%%

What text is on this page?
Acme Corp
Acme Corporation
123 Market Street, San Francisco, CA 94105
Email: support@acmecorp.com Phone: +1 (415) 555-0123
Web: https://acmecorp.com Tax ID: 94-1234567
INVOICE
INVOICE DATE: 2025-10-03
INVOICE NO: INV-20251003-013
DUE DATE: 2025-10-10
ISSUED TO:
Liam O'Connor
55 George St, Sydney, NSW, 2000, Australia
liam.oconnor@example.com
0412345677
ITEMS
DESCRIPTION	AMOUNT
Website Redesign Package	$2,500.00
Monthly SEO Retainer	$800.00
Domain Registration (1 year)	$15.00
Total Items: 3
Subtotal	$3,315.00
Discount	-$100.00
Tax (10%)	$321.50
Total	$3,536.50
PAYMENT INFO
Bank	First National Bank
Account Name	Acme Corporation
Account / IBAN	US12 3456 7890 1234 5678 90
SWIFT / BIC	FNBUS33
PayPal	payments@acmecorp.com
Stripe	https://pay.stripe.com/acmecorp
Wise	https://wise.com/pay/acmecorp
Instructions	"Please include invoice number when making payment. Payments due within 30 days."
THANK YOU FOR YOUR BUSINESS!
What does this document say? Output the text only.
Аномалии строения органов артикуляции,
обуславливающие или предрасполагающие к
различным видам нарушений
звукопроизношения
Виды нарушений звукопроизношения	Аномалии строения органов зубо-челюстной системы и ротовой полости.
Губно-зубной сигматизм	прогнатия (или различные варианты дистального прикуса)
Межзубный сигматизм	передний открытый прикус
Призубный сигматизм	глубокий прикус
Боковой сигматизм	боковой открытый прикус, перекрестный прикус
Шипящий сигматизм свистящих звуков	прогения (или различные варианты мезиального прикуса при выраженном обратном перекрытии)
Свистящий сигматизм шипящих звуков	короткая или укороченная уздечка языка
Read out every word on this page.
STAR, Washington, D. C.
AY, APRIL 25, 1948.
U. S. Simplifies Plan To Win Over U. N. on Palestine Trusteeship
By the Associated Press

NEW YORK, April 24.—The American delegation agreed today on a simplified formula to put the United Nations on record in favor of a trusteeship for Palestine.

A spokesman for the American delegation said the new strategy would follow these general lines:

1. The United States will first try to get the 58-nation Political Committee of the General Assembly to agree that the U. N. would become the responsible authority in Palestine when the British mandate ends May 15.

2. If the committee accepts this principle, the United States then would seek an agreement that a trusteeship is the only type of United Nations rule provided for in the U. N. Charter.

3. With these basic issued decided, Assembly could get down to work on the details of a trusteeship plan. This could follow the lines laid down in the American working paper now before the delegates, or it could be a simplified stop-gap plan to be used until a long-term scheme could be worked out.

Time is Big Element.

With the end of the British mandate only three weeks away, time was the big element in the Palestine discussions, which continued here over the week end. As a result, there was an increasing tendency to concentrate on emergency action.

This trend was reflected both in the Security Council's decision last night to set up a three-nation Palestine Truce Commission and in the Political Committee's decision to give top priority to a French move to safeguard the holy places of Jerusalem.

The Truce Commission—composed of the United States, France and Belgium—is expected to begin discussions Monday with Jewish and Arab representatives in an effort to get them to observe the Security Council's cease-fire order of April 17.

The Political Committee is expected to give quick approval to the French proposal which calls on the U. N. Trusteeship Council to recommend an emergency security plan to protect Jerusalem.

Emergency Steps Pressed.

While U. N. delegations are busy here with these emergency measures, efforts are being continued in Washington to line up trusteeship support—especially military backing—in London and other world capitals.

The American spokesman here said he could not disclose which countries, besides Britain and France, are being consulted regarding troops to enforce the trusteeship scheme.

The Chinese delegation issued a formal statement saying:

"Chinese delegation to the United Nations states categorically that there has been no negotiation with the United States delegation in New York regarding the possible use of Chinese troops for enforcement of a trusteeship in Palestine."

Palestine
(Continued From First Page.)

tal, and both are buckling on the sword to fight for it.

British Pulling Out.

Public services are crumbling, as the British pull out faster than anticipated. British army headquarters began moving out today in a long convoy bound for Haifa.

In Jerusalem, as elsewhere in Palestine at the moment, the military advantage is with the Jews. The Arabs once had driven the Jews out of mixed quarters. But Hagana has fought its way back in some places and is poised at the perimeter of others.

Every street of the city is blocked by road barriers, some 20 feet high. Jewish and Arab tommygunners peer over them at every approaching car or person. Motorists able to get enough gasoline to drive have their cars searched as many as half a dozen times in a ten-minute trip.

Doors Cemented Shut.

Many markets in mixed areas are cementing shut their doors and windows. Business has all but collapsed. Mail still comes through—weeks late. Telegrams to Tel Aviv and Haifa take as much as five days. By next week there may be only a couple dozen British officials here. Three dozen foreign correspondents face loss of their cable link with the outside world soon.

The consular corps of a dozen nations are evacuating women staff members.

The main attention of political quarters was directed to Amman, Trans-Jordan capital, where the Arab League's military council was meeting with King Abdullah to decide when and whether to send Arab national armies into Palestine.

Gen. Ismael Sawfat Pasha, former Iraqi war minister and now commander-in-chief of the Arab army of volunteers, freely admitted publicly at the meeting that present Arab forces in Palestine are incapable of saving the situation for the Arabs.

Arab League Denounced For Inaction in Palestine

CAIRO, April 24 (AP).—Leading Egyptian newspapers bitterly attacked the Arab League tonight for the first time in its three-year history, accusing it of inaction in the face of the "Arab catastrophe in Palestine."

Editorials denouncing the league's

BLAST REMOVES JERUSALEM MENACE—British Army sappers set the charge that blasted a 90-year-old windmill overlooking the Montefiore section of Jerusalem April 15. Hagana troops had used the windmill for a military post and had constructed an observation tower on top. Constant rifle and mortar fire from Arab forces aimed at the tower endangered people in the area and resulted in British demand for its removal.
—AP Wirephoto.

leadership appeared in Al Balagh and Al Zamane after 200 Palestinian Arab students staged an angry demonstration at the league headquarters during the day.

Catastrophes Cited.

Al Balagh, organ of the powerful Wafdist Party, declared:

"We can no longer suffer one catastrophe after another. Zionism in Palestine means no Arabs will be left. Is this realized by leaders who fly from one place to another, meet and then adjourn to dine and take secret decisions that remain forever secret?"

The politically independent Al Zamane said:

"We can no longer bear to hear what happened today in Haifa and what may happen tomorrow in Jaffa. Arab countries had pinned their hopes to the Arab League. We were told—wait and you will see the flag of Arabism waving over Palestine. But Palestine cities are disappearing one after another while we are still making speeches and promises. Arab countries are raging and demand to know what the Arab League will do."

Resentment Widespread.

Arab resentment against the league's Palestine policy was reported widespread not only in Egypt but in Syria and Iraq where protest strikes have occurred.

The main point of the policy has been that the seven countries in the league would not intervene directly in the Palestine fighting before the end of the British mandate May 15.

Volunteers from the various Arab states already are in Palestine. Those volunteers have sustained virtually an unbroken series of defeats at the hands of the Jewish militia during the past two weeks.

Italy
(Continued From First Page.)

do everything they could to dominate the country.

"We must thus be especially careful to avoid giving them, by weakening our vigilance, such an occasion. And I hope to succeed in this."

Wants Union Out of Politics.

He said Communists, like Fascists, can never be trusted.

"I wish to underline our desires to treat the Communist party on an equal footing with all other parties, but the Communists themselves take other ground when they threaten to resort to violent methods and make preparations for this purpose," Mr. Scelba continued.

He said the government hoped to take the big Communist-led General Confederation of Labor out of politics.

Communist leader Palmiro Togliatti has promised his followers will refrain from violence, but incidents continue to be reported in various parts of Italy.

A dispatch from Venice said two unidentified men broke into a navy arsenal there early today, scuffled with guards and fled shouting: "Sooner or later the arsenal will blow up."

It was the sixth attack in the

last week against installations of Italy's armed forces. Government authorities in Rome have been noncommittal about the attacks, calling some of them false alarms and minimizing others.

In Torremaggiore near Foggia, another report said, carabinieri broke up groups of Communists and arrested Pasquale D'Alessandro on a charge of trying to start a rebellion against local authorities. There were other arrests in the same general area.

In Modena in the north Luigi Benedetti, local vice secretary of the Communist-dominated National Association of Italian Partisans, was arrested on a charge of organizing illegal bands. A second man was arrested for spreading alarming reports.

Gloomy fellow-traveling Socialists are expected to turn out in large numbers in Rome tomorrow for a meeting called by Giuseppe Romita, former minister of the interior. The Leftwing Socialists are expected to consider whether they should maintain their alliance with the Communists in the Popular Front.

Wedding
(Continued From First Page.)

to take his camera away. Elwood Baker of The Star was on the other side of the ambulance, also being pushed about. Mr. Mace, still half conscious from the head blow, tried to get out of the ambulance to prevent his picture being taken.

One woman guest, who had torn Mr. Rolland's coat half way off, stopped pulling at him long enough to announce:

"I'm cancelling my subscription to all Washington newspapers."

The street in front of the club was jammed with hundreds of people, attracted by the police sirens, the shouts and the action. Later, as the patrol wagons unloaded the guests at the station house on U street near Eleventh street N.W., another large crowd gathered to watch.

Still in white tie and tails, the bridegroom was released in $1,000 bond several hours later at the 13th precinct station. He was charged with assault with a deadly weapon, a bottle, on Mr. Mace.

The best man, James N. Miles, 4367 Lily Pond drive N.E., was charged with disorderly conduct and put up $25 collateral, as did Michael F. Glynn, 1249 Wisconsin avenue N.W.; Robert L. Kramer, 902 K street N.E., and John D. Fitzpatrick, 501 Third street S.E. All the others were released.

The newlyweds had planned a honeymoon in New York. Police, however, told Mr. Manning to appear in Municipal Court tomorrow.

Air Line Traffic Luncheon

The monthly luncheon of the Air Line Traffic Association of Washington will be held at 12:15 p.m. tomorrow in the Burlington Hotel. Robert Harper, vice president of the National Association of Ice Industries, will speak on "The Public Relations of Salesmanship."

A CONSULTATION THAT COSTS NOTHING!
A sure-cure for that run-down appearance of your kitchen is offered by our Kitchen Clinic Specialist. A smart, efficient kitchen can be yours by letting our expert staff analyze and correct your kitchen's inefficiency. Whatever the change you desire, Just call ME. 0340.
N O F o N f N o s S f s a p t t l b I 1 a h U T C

%%

* SHORT EXERCISE *
How many lines in the data contain the string "прикуса"? Respond with the number only.

* SOLUTION FOR THIS PROBLEM *
2